Write out each line exactly as given. Leave the pictures out of your copy.

Dataset entries
===============
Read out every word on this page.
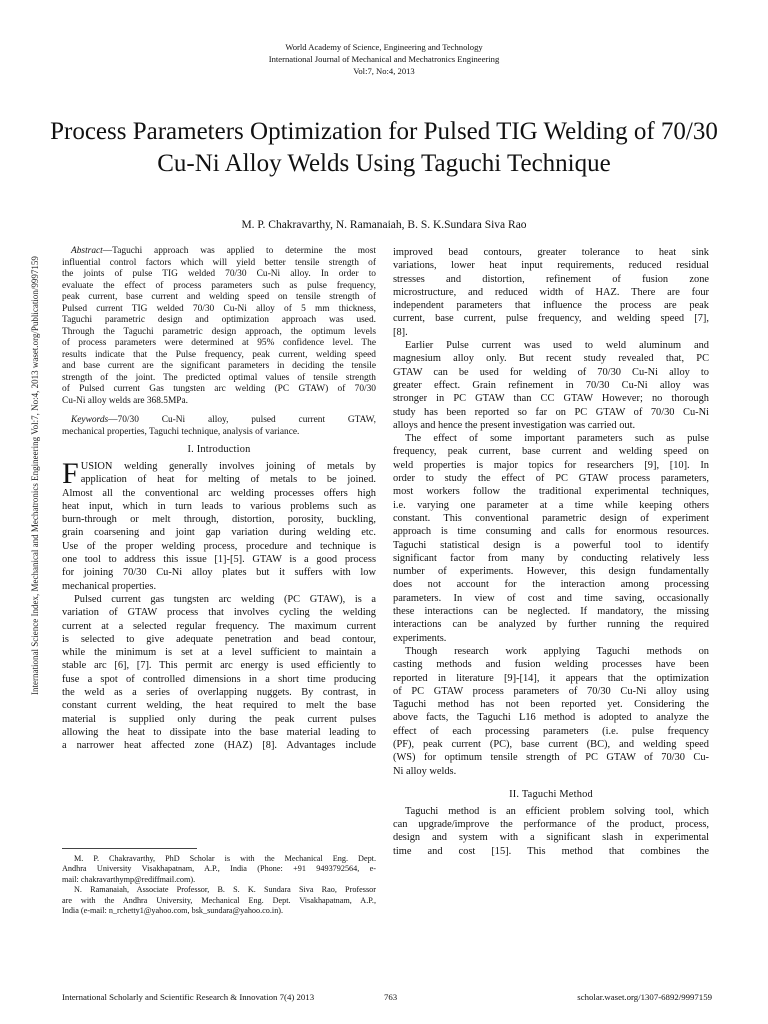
World Academy of Science, Engineering and Technology
International Journal of Mechanical and Mechatronics Engineering
Vol:7, No:4, 2013
Process Parameters Optimization for Pulsed TIG Welding of 70/30 Cu-Ni Alloy Welds Using Taguchi Technique
M. P. Chakravarthy, N. Ramanaiah, B. S. K.Sundara Siva Rao
International Science Index, Mechanical and Mechatronics Engineering Vol:7, No:4, 2013 waset.org/Publication/9997159
Abstract—Taguchi approach was applied to determine the most
influential control factors which will yield better tensile strength of
the joints of pulse TIG welded 70/30 Cu-Ni alloy. In order to
evaluate the effect of process parameters such as pulse frequency,
peak current, base current and welding speed on tensile strength of
Pulsed current TIG welded 70/30 Cu-Ni alloy of 5 mm thickness,
Taguchi parametric design and optimization approach was used.
Through the Taguchi parametric design approach, the optimum levels
of process parameters were determined at 95% confidence level. The
results indicate that the Pulse frequency, peak current, welding speed
and base current are the significant parameters in deciding the tensile
strength of the joint. The predicted optimal values of tensile strength
of Pulsed current Gas tungsten arc welding (PC GTAW) of 70/30
Cu-Ni alloy welds are 368.5MPa.
Keywords—70/30 Cu-Ni alloy, pulsed current GTAW,
mechanical properties, Taguchi technique, analysis of variance.
I. Introduction
F USION welding generally involves joining of metals by
application of heat for melting of metals to be joined.
Almost all the conventional arc welding processes offers high
heat input, which in turn leads to various problems such as
burn-through or melt through, distortion, porosity, buckling,
grain coarsening and joint gap variation during welding etc.
Use of the proper welding process, procedure and technique is
one tool to address this issue [1]-[5]. GTAW is a good process
for joining 70/30 Cu-Ni alloy plates but it suffers with low
mechanical properties.
Pulsed current gas tungsten arc welding (PC GTAW), is a
variation of GTAW process that involves cycling the welding
current at a selected regular frequency. The maximum current
is selected to give adequate penetration and bead contour,
while the minimum is set at a level sufficient to maintain a
stable arc [6], [7]. This permit arc energy is used efficiently to
fuse a spot of controlled dimensions in a short time producing
the weld as a series of overlapping nuggets. By contrast, in
constant current welding, the heat required to melt the base
material is supplied only during the peak current pulses
allowing the heat to dissipate into the base material leading to
a narrower heat affected zone (HAZ) [8]. Advantages include
M. P. Chakravarthy, PhD Scholar is with the Mechanical Eng. Dept.
Andhra University Visakhapatnam, A.P., India (Phone: +91 9493792564, e-
mail: chakravarthymp@rediffmail.com).
N. Ramanaiah, Associate Professor, B. S. K. Sundara Siva Rao, Professor
are with the Andhra University, Mechanical Eng. Dept. Visakhapatnam, A.P.,
India (e-mail: n_rchetty1@yahoo.com, bsk_sundara@yahoo.co.in).
improved bead contours, greater tolerance to heat sink
variations, lower heat input requirements, reduced residual
stresses and distortion, refinement of fusion zone
microstructure, and reduced width of HAZ. There are four
independent parameters that influence the process are peak
current, base current, pulse frequency, and welding speed [7],
[8].
Earlier Pulse current was used to weld aluminum and
magnesium alloy only. But recent study revealed that, PC
GTAW can be used for welding of 70/30 Cu-Ni alloy to
greater effect. Grain refinement in 70/30 Cu-Ni alloy was
stronger in PC GTAW than CC GTAW However; no thorough
study has been reported so far on PC GTAW of 70/30 Cu-Ni
alloys and hence the present investigation was carried out.
The effect of some important parameters such as pulse
frequency, peak current, base current and welding speed on
weld properties is major topics for researchers [9], [10]. In
order to study the effect of PC GTAW process parameters,
most workers follow the traditional experimental techniques,
i.e. varying one parameter at a time while keeping others
constant. This conventional parametric design of experiment
approach is time consuming and calls for enormous resources.
Taguchi statistical design is a powerful tool to identify
significant factor from many by conducting relatively less
number of experiments. However, this design fundamentally
does not account for the interaction among processing
parameters. In view of cost and time saving, occasionally
these interactions can be neglected. If mandatory, the missing
interactions can be analyzed by further running the required
experiments.
Though research work applying Taguchi methods on
casting methods and fusion welding processes have been
reported in literature [9]-[14], it appears that the optimization
of PC GTAW process parameters of 70/30 Cu-Ni alloy using
Taguchi method has not been reported yet. Considering the
above facts, the Taguchi L16 method is adopted to analyze the
effect of each processing parameters (i.e. pulse frequency
(PF), peak current (PC), base current (BC), and welding speed
(WS) for optimum tensile strength of PC GTAW of 70/30 Cu-
Ni alloy welds.
II. Taguchi Method
Taguchi method is an efficient problem solving tool, which
can upgrade/improve the performance of the product, process,
design and system with a significant slash in experimental
time and cost [15]. This method that combines the
International Scholarly and Scientific Research & Innovation 7(4) 2013	763	scholar.waset.org/1307-6892/9997159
===============
The response
Read out every word on this page.
World Academy of Science, Engineering and Technology
International Journal of Mechanical and Mechatronics Engineering
Vol:7, No:4, 2013
Process Parameters Optimization for Pulsed TIG Welding of 70/30 Cu-Ni Alloy Welds Using Taguchi Technique
M. P. Chakravarthy, N. Ramanaiah, B. S. K.Sundara Siva Rao
International Science Index, Mechanical and Mechatronics Engineering Vol:7, No:4, 2013 waset.org/Publication/9997159
Abstract—Taguchi approach was applied to determine the most
influential control factors which will yield better tensile strength of
the joints of pulse TIG welded 70/30 Cu-Ni alloy. In order to
evaluate the effect of process parameters such as pulse frequency,
peak current, base current and welding speed on tensile strength of
Pulsed current TIG welded 70/30 Cu-Ni alloy of 5 mm thickness,
Taguchi parametric design and optimization approach was used.
Through the Taguchi parametric design approach, the optimum levels
of process parameters were determined at 95% confidence level. The
results indicate that the Pulse frequency, peak current, welding speed
and base current are the significant parameters in deciding the tensile
strength of the joint. The predicted optimal values of tensile strength
of Pulsed current Gas tungsten arc welding (PC GTAW) of 70/30
Cu-Ni alloy welds are 368.5MPa.
Keywords—70/30 Cu-Ni alloy, pulsed current GTAW,
mechanical properties, Taguchi technique, analysis of variance.
I. Introduction
F USION welding generally involves joining of metals by
application of heat for melting of metals to be joined.
Almost all the conventional arc welding processes offers high
heat input, which in turn leads to various problems such as
burn-through or melt through, distortion, porosity, buckling,
grain coarsening and joint gap variation during welding etc.
Use of the proper welding process, procedure and technique is
one tool to address this issue [1]-[5]. GTAW is a good process
for joining 70/30 Cu-Ni alloy plates but it suffers with low
mechanical properties.
Pulsed current gas tungsten arc welding (PC GTAW), is a
variation of GTAW process that involves cycling the welding
current at a selected regular frequency. The maximum current
is selected to give adequate penetration and bead contour,
while the minimum is set at a level sufficient to maintain a
stable arc [6], [7]. This permit arc energy is used efficiently to
fuse a spot of controlled dimensions in a short time producing
the weld as a series of overlapping nuggets. By contrast, in
constant current welding, the heat required to melt the base
material is supplied only during the peak current pulses
allowing the heat to dissipate into the base material leading to
a narrower heat affected zone (HAZ) [8]. Advantages include
M. P. Chakravarthy, PhD Scholar is with the Mechanical Eng. Dept.
Andhra University Visakhapatnam, A.P., India (Phone: +91 9493792564, e-
mail: chakravarthymp@rediffmail.com).
N. Ramanaiah, Associate Professor, B. S. K. Sundara Siva Rao, Professor
are with the Andhra University, Mechanical Eng. Dept. Visakhapatnam, A.P.,
India (e-mail: n_rchetty1@yahoo.com, bsk_sundara@yahoo.co.in).
improved bead contours, greater tolerance to heat sink
variations, lower heat input requirements, reduced residual
stresses and distortion, refinement of fusion zone
microstructure, and reduced width of HAZ. There are four
independent parameters that influence the process are peak
current, base current, pulse frequency, and welding speed [7],
[8].
Earlier Pulse current was used to weld aluminum and
magnesium alloy only. But recent study revealed that, PC
GTAW can be used for welding of 70/30 Cu-Ni alloy to
greater effect. Grain refinement in 70/30 Cu-Ni alloy was
stronger in PC GTAW than CC GTAW However; no thorough
study has been reported so far on PC GTAW of 70/30 Cu-Ni
alloys and hence the present investigation was carried out.
The effect of some important parameters such as pulse
frequency, peak current, base current and welding speed on
weld properties is major topics for researchers [9], [10]. In
order to study the effect of PC GTAW process parameters,
most workers follow the traditional experimental techniques,
i.e. varying one parameter at a time while keeping others
constant. This conventional parametric design of experiment
approach is time consuming and calls for enormous resources.
Taguchi statistical design is a powerful tool to identify
significant factor from many by conducting relatively less
number of experiments. However, this design fundamentally
does not account for the interaction among processing
parameters. In view of cost and time saving, occasionally
these interactions can be neglected. If mandatory, the missing
interactions can be analyzed by further running the required
experiments.
Though research work applying Taguchi methods on
casting methods and fusion welding processes have been
reported in literature [9]-[14], it appears that the optimization
of PC GTAW process parameters of 70/30 Cu-Ni alloy using
Taguchi method has not been reported yet. Considering the
above facts, the Taguchi L16 method is adopted to analyze the
effect of each processing parameters (i.e. pulse frequency
(PF), peak current (PC), base current (BC), and welding speed
(WS) for optimum tensile strength of PC GTAW of 70/30 Cu-
Ni alloy welds.
II. Taguchi Method
Taguchi method is an efficient problem solving tool, which
can upgrade/improve the performance of the product, process,
design and system with a significant slash in experimental
time and cost [15]. This method that combines the
International Scholarly and Scientific Research & Innovation 7(4) 2013	763	scholar.waset.org/1307-6892/9997159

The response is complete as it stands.